**What to produce:** Copy each line below in which the string "Shift" occurs.

(Data items)
Start

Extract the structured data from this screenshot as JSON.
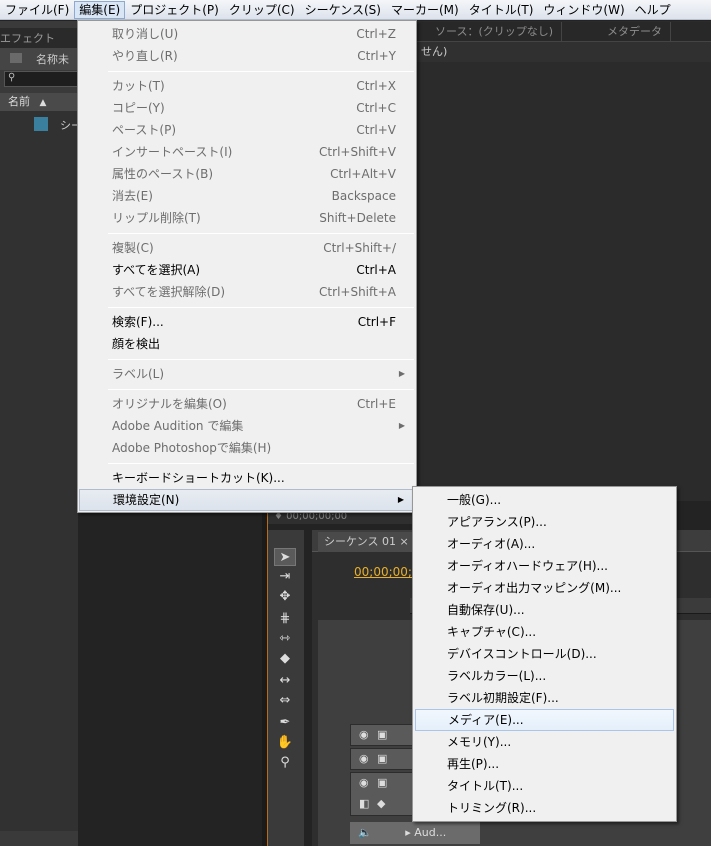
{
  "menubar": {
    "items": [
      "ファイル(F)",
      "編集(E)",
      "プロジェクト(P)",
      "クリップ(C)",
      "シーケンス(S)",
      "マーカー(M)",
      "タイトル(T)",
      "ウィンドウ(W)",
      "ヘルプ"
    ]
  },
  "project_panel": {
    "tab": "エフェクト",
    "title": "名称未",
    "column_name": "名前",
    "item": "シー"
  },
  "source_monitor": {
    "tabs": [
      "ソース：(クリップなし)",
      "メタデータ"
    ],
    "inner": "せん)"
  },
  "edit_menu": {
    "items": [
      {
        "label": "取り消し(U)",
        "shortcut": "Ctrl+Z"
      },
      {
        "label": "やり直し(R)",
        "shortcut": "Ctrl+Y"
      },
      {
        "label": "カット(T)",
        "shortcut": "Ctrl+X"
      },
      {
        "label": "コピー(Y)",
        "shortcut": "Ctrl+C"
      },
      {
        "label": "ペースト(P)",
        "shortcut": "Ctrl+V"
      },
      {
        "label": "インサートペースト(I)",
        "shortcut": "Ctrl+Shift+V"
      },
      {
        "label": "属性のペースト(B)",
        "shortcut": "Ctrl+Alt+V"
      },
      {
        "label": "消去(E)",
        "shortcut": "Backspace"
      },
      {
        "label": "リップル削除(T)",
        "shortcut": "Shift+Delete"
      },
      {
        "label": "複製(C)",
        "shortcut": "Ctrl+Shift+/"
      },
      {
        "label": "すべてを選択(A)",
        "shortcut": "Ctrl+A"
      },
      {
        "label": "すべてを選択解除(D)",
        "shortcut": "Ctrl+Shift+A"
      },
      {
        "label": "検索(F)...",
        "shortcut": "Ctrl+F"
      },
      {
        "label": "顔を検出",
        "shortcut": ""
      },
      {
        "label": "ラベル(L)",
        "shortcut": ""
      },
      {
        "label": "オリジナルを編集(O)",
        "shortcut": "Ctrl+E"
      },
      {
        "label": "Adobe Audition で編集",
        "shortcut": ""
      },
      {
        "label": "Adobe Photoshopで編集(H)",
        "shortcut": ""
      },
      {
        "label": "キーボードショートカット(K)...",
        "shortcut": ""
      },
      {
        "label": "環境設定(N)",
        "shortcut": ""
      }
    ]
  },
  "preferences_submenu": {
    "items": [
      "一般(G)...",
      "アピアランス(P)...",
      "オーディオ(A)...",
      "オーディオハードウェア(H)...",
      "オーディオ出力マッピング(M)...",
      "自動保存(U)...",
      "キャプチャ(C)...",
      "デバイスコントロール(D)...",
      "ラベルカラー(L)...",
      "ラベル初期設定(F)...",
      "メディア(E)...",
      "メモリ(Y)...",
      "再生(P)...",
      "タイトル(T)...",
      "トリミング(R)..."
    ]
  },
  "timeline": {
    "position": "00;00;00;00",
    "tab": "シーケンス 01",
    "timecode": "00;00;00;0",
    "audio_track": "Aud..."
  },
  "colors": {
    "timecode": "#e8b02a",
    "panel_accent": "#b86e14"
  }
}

End

**Exercise response:**
        "shortcut": "Ctrl+Shift+V"
        "shortcut": "Shift+Delete"
        "shortcut": "Ctrl+Shift+/"
        "shortcut": "Ctrl+Shift+A"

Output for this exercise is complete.